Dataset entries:
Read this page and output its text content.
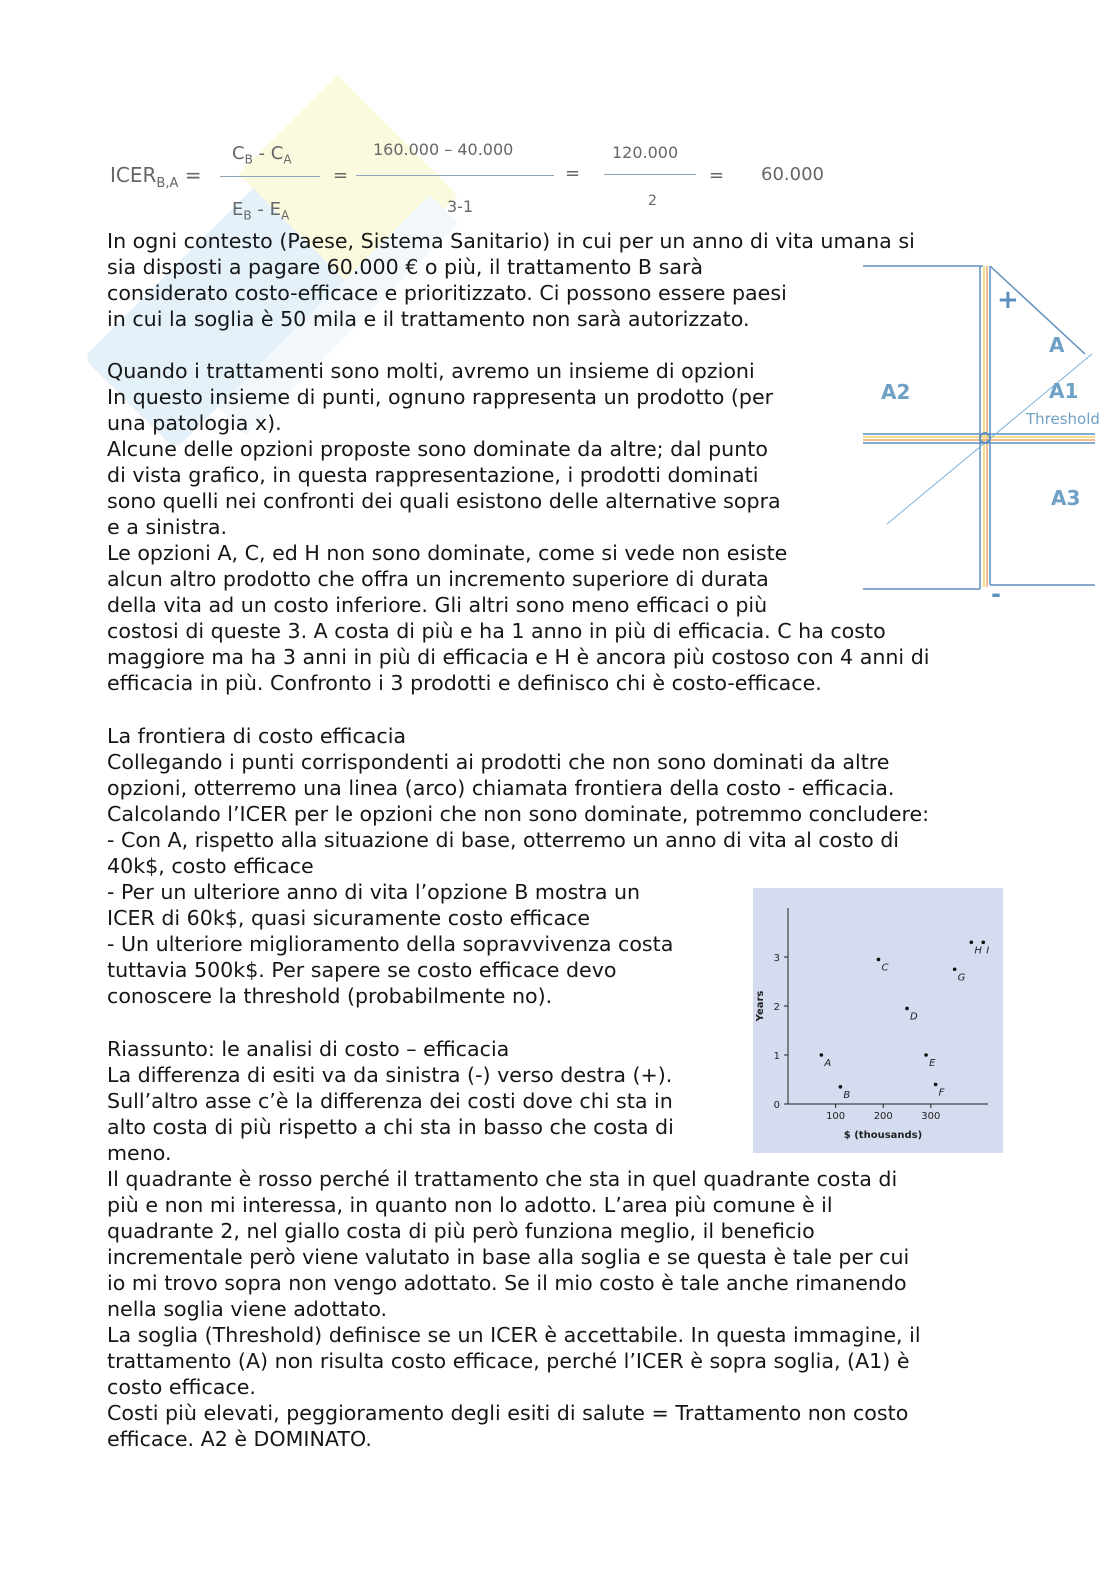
$ICER_{B,A}$ =
$C_B - C_A$
$E_B - E_A$
=
160.000 – 40.000
3-1
=
120.000
2
= 60.000

In ogni contesto (Paese, Sistema Sanitario) in cui per un anno di vita umana si
sia disposti a pagare 60.000 € o più, il trattamento B sarà
considerato costo-efficace e prioritizzato. Ci possono essere paesi
in cui la soglia è 50 mila e il trattamento non sarà autorizzato.

Quando i trattamenti sono molti, avremo un insieme di opzioni
In questo insieme di punti, ognuno rappresenta un prodotto (per
una patologia x).
Alcune delle opzioni proposte sono dominate da altre; dal punto
di vista grafico, in questa rappresentazione, i prodotti dominati
sono quelli nei confronti dei quali esistono delle alternative sopra
e a sinistra.
Le opzioni A, C, ed H non sono dominate, come si vede non esiste
alcun altro prodotto che offra un incremento superiore di durata
della vita ad un costo inferiore. Gli altri sono meno efficaci o più
costosi di queste 3. A costa di più e ha 1 anno in più di efficacia. C ha costo
maggiore ma ha 3 anni in più di efficacia e H è ancora più costoso con 4 anni di
efficacia in più. Confronto i 3 prodotti e definisco chi è costo-efficace.

La frontiera di costo efficacia
Collegando i punti corrispondenti ai prodotti che non sono dominati da altre
opzioni, otterremo una linea (arco) chiamata frontiera della costo - efficacia.
Calcolando l’ICER per le opzioni che non sono dominate, potremmo concludere:
- Con A, rispetto alla situazione di base, otterremo un anno di vita al costo di
40k$, costo efficace
- Per un ulteriore anno di vita l’opzione B mostra un
ICER di 60k$, quasi sicuramente costo efficace
- Un ulteriore miglioramento della sopravvivenza costa
tuttavia 500k$. Per sapere se costo efficace devo
conoscere la threshold (probabilmente no).

Riassunto: le analisi di costo – efficacia
La differenza di esiti va da sinistra (-) verso destra (+).
Sull’altro asse c’è la differenza dei costi dove chi sta in
alto costa di più rispetto a chi sta in basso che costa di
meno.
Il quadrante è rosso perché il trattamento che sta in quel quadrante costa di
più e non mi interessa, in quanto non lo adotto. L’area più comune è il
quadrante 2, nel giallo costa di più però funziona meglio, il beneficio
incrementale però viene valutato in base alla soglia e se questa è tale per cui
io mi trovo sopra non vengo adottato. Se il mio costo è tale anche rimanendo
nella soglia viene adottato.
La soglia (Threshold) definisce se un ICER è accettabile. In questa immagine, il
trattamento (A) non risulta costo efficace, perché l’ICER è sopra soglia, (A1) è
costo efficace.
Costi più elevati, peggioramento degli esiti di salute = Trattamento non costo
efficace. A2 è DOMINATO.

+
-
A
A1
A2
A3
Threshold
Years
$ (thousands)
0
1
2
3
100	200	300
A
B
C
D
E
F
G
H I
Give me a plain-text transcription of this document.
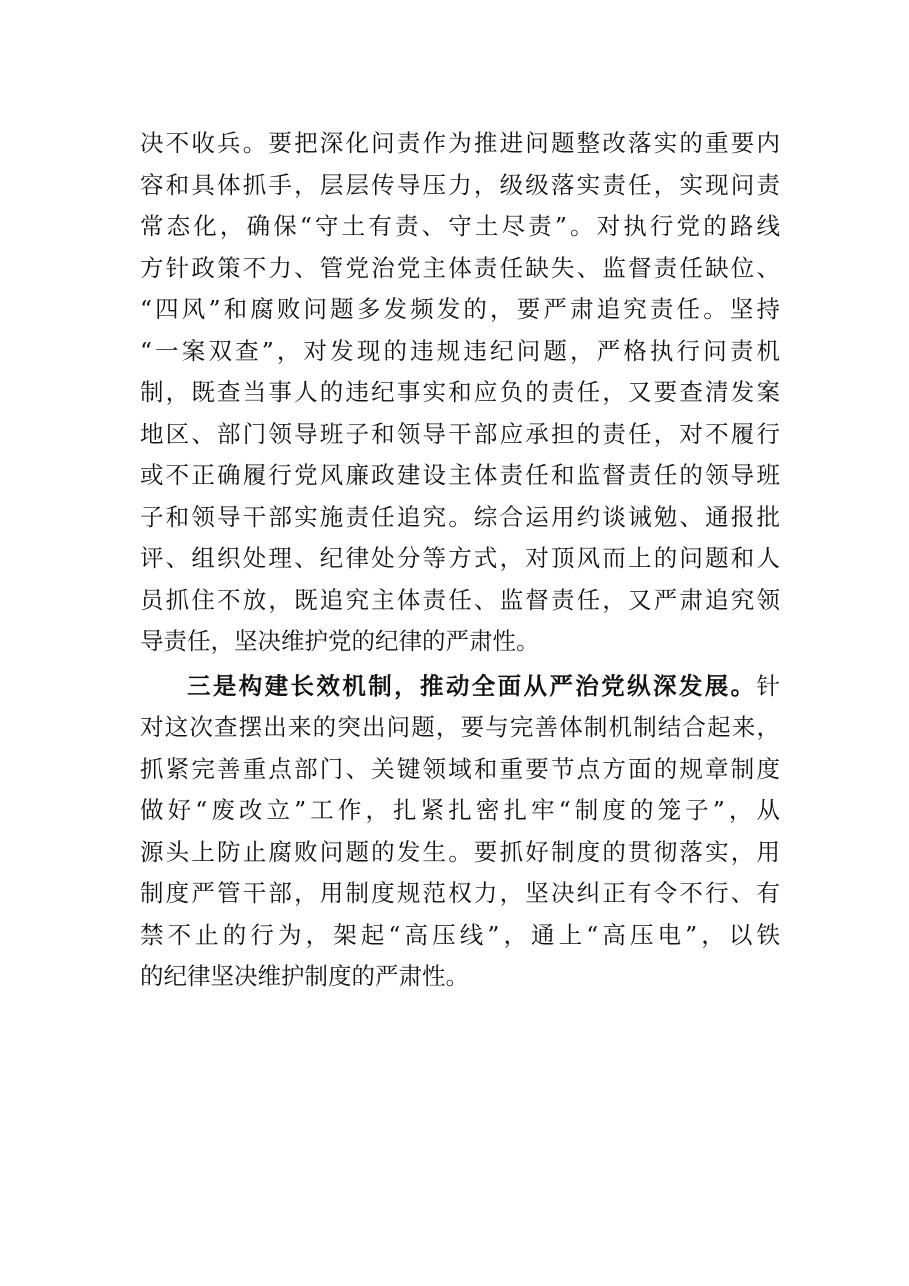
决不收兵。要把深化问责作为推进问题整改落实的重要内
容和具体抓手，层层传导压力，级级落实责任，实现问责
常态化，确保“守土有责、守土尽责”。对执行党的路线
方针政策不力、管党治党主体责任缺失、监督责任缺位、
“四风”和腐败问题多发频发的，要严肃追究责任。坚持
“一案双查”，对发现的违规违纪问题，严格执行问责机
制，既查当事人的违纪事实和应负的责任，又要查清发案
地区、部门领导班子和领导干部应承担的责任，对不履行
或不正确履行党风廉政建设主体责任和监督责任的领导班
子和领导干部实施责任追究。综合运用约谈诫勉、通报批
评、组织处理、纪律处分等方式，对顶风而上的问题和人
员抓住不放，既追究主体责任、监督责任，又严肃追究领
导责任，坚决维护党的纪律的严肃性。
三是构建长效机制，推动全面从严治党纵深发展。针
对这次查摆出来的突出问题，要与完善体制机制结合起来，
抓紧完善重点部门、关键领域和重要节点方面的规章制度
做好“废改立”工作，扎紧扎密扎牢“制度的笼子”，从
源头上防止腐败问题的发生。要抓好制度的贯彻落实，用
制度严管干部，用制度规范权力，坚决纠正有令不行、有
禁不止的行为，架起“高压线”，通上“高压电”，以铁
的纪律坚决维护制度的严肃性。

Exercise objective: Your task is to repeat exactly the lines from the one containing "Give me a plain-text" through the end of the material, both included, and only those, without pictures.

Response for this exercise:
Give me a plain-text transcription of this document.
决不收兵。要把深化问责作为推进问题整改落实的重要内
容和具体抓手，层层传导压力，级级落实责任，实现问责
常态化，确保“守土有责、守土尽责”。对执行党的路线
方针政策不力、管党治党主体责任缺失、监督责任缺位、
“四风”和腐败问题多发频发的，要严肃追究责任。坚持
“一案双查”，对发现的违规违纪问题，严格执行问责机
制，既查当事人的违纪事实和应负的责任，又要查清发案
地区、部门领导班子和领导干部应承担的责任，对不履行
或不正确履行党风廉政建设主体责任和监督责任的领导班
子和领导干部实施责任追究。综合运用约谈诫勉、通报批
评、组织处理、纪律处分等方式，对顶风而上的问题和人
员抓住不放，既追究主体责任、监督责任，又严肃追究领
导责任，坚决维护党的纪律的严肃性。
三是构建长效机制，推动全面从严治党纵深发展。针
对这次查摆出来的突出问题，要与完善体制机制结合起来，
抓紧完善重点部门、关键领域和重要节点方面的规章制度
做好“废改立”工作，扎紧扎密扎牢“制度的笼子”，从
源头上防止腐败问题的发生。要抓好制度的贯彻落实，用
制度严管干部，用制度规范权力，坚决纠正有令不行、有
禁不止的行为，架起“高压线”，通上“高压电”，以铁
的纪律坚决维护制度的严肃性。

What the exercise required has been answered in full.